● **THE PROBLEM**
Gather all lines from the material that contain "document".

[Data listing]
□ □ □ □

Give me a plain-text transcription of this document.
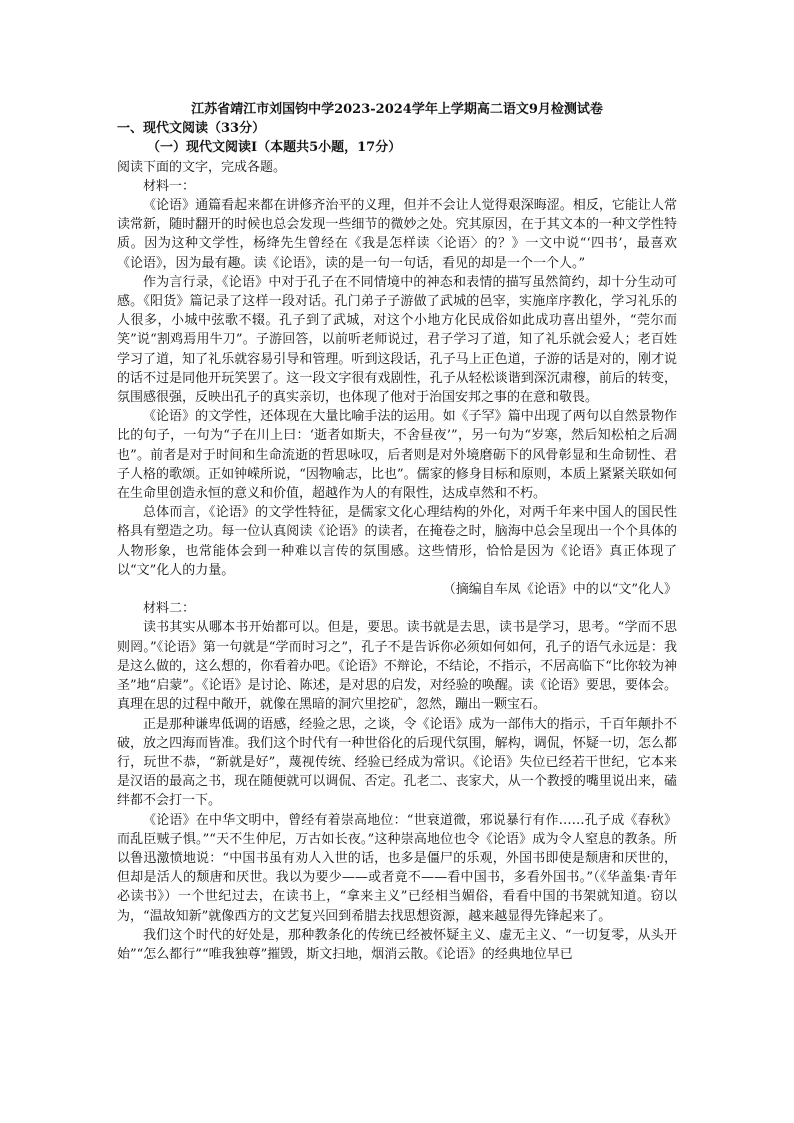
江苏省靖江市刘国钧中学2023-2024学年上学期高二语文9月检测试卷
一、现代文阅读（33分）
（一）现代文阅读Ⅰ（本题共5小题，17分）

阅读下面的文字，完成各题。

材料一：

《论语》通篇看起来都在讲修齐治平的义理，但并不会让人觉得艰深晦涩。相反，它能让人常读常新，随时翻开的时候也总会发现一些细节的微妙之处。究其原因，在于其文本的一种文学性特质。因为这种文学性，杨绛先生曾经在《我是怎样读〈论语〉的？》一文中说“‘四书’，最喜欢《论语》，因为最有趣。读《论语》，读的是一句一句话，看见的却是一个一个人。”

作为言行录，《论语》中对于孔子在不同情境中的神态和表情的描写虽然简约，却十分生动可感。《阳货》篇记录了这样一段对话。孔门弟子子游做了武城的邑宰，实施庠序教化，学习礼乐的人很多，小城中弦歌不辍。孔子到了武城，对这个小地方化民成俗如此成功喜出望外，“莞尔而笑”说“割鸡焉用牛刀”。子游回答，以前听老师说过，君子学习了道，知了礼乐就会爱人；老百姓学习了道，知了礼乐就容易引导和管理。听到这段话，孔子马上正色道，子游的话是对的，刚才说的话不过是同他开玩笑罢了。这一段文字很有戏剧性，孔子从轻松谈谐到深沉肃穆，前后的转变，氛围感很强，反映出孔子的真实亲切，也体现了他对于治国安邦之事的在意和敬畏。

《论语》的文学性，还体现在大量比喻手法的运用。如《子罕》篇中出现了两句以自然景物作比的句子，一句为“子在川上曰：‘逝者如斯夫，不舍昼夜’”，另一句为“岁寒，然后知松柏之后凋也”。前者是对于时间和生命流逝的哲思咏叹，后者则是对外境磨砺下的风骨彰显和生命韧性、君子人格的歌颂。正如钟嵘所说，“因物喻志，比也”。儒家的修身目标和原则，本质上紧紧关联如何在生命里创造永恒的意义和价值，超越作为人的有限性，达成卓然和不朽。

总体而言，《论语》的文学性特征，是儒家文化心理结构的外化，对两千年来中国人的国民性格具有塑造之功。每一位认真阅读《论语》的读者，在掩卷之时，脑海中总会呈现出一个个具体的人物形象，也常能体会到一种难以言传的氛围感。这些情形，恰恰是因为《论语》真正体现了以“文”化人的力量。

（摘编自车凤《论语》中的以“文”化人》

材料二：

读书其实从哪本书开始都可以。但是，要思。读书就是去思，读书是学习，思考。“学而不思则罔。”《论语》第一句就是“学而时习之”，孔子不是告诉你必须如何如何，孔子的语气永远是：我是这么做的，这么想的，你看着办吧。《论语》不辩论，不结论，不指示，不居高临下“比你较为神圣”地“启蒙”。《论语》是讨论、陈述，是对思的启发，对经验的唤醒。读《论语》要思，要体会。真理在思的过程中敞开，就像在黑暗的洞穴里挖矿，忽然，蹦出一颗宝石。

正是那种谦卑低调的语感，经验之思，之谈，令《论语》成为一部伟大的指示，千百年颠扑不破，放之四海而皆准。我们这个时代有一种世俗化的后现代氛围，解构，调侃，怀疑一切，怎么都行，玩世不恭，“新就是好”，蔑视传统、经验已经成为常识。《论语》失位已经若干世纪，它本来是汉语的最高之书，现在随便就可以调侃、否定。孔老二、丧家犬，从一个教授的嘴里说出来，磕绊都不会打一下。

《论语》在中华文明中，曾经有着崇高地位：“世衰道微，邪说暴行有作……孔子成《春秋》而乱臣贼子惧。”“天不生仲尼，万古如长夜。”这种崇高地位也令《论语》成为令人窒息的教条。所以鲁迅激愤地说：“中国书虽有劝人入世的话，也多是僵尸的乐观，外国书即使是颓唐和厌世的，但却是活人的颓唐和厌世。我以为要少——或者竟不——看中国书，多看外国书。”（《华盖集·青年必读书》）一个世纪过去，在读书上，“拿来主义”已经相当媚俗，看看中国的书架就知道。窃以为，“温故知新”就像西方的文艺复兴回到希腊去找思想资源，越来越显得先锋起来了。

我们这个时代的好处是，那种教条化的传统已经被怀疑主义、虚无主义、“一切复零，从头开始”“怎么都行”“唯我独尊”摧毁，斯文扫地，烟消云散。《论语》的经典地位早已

□ □ □ □

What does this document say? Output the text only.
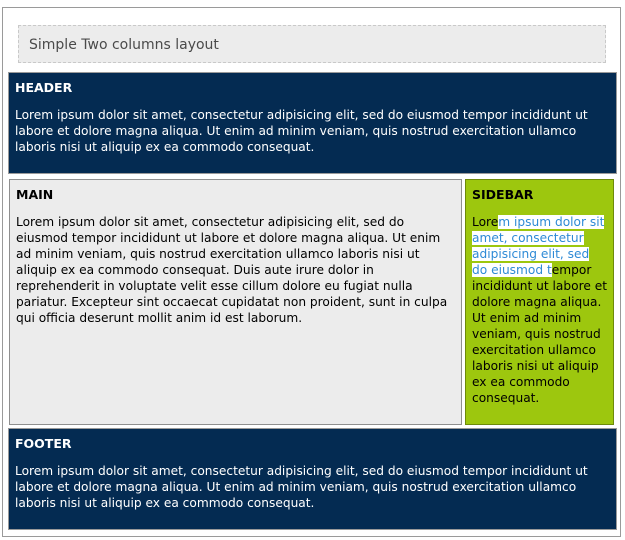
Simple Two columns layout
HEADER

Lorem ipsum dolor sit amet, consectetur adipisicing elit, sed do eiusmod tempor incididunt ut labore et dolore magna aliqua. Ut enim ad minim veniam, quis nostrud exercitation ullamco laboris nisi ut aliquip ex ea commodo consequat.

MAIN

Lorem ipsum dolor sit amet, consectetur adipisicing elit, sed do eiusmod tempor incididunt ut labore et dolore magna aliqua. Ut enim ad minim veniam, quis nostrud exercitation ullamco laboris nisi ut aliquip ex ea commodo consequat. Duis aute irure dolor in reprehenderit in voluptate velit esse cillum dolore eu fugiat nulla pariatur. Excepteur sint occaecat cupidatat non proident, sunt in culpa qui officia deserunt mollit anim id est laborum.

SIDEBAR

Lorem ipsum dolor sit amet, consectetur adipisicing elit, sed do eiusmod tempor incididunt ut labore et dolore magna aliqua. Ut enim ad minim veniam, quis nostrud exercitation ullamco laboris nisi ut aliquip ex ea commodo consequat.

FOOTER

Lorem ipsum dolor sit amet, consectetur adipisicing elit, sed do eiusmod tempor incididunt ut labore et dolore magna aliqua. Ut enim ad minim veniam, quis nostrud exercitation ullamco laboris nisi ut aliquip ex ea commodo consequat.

□ □ □ □

● **SOLUTION**
Give me a plain-text transcription of this document.
What does this document say? Output the text only.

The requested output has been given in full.